* What is needed
Count every line in the entries that follow where the word "Wild" appears, then state only the total.

::::::::

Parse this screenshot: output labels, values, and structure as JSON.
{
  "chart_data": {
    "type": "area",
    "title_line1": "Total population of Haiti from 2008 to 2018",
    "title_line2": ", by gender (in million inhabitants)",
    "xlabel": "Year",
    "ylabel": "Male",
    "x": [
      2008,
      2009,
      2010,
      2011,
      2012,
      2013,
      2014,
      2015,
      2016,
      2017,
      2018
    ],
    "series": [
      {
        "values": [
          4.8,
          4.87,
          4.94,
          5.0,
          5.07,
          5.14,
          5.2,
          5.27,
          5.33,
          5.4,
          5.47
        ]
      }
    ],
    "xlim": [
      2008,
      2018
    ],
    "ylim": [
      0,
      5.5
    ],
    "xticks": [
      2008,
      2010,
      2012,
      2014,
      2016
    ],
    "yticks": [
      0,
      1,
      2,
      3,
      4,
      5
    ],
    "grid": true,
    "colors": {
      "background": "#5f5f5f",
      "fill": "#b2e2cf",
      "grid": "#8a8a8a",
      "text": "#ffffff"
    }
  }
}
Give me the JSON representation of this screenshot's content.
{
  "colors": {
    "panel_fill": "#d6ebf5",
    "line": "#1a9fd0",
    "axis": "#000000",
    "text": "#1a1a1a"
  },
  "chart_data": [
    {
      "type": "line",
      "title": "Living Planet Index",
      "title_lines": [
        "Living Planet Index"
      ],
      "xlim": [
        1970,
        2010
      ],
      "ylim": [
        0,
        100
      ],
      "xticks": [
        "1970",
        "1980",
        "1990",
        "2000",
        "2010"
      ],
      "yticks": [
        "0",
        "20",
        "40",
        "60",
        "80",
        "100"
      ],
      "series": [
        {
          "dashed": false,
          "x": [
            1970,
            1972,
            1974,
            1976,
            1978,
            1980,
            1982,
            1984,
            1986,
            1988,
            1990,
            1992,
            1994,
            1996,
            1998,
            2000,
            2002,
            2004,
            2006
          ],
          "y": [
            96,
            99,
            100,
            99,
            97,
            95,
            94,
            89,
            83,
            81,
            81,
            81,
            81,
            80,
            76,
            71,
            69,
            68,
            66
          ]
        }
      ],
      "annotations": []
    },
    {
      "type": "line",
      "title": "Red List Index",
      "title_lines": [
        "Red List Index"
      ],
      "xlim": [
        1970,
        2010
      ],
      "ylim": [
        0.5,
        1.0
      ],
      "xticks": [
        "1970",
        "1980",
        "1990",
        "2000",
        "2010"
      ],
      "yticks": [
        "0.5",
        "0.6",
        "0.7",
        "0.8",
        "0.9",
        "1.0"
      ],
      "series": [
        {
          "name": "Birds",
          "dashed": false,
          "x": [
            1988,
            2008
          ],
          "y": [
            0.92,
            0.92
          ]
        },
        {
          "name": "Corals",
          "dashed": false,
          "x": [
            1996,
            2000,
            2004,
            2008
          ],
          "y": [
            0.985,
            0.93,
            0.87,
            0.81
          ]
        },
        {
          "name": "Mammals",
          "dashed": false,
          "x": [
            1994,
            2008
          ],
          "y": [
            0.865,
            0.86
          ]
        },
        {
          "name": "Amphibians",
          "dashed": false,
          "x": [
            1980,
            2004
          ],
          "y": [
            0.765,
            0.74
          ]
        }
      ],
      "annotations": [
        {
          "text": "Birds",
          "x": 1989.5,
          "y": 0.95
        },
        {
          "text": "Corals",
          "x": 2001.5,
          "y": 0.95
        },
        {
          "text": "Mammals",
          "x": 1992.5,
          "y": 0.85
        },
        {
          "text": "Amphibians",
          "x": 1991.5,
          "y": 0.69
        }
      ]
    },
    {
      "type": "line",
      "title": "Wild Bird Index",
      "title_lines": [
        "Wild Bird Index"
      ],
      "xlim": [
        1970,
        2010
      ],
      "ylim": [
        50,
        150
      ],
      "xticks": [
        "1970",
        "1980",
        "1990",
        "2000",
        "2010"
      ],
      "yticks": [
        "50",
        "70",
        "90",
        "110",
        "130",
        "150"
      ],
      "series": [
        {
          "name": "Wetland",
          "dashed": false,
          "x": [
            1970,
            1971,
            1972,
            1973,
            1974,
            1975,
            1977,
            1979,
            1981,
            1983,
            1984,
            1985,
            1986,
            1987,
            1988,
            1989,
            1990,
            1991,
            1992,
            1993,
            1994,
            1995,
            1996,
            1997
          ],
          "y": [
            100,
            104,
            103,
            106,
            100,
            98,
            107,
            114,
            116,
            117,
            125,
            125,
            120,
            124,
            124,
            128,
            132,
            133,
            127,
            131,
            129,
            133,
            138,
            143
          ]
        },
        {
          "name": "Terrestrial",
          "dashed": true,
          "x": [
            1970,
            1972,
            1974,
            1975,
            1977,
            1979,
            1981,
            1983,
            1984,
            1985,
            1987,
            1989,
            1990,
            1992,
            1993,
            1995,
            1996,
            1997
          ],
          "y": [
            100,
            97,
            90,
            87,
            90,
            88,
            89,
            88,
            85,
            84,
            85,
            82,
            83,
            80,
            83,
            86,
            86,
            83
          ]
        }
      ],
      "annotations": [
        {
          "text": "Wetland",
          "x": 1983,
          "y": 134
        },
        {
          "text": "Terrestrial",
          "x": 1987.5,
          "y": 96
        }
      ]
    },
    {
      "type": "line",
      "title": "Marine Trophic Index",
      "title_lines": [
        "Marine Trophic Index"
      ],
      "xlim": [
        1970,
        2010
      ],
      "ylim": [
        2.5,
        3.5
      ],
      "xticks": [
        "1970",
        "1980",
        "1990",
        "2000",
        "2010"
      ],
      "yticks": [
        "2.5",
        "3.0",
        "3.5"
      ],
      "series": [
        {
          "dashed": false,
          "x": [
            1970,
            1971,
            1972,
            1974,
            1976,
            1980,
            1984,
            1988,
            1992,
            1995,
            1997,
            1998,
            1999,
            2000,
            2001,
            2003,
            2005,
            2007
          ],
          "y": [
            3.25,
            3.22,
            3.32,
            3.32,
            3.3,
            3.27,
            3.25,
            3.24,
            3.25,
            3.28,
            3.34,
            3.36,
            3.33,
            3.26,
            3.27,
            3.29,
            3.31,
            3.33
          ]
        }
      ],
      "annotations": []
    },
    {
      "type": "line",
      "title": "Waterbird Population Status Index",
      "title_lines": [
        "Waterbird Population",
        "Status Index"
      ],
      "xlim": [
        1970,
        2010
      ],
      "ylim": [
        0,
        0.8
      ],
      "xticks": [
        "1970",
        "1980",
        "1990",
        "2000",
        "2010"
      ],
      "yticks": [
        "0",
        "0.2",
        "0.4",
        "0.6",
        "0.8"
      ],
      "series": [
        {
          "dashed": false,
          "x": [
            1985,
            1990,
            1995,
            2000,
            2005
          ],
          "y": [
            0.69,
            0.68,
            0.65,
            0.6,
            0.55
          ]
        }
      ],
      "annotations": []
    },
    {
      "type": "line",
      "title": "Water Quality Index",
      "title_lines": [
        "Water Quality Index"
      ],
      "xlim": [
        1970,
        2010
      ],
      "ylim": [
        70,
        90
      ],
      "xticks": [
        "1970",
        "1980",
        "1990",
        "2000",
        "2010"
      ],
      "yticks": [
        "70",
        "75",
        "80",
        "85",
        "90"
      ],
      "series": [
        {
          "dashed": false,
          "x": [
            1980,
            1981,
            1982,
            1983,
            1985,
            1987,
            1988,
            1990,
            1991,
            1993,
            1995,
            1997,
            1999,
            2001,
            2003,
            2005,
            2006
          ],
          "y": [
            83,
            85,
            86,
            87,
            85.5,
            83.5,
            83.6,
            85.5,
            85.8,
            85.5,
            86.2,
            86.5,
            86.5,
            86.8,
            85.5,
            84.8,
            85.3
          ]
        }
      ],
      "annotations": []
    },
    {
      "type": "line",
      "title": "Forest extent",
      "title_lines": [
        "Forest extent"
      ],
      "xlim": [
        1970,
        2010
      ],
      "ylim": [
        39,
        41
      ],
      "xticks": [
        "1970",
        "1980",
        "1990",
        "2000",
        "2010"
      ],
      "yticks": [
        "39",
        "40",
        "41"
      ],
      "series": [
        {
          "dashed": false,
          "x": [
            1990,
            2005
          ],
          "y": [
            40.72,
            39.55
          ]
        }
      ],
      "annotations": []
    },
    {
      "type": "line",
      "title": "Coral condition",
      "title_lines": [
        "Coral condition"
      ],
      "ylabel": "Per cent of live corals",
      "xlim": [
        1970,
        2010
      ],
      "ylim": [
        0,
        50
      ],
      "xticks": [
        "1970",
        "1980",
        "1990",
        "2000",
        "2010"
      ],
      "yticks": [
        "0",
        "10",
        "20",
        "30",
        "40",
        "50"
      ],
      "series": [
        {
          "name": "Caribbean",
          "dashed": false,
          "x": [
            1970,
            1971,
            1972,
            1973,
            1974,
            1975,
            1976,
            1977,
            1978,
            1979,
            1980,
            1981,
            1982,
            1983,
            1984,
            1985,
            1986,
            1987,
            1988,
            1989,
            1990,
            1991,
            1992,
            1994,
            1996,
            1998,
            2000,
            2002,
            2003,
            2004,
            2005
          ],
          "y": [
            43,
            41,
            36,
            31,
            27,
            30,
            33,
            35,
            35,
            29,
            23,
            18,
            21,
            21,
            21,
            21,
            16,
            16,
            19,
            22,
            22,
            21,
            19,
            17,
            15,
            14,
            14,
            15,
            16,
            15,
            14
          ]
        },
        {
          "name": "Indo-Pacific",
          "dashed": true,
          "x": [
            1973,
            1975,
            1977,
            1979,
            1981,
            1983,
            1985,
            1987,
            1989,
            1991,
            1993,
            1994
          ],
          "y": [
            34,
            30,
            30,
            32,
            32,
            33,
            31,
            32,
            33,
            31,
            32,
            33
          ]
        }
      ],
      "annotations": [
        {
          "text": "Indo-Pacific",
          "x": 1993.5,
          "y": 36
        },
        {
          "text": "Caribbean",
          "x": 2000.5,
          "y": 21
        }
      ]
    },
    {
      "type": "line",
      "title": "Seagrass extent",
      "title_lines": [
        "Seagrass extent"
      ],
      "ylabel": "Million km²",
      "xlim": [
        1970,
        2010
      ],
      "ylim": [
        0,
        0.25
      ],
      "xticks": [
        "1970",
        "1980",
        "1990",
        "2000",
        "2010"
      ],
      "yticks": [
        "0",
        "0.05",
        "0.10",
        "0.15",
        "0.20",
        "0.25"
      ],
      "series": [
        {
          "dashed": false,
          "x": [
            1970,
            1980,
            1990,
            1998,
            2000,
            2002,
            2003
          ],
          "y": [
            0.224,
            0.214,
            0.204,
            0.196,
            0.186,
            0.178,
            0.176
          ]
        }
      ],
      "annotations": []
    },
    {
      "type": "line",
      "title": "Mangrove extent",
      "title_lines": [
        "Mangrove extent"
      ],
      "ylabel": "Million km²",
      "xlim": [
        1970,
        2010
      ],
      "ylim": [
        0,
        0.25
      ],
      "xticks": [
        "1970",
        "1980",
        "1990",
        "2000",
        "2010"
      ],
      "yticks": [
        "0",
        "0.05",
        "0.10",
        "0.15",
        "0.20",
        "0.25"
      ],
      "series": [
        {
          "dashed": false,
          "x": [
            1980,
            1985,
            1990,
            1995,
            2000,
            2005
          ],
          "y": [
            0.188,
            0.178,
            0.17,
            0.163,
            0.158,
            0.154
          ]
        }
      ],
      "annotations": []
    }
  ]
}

::::::::

* Output of the task
2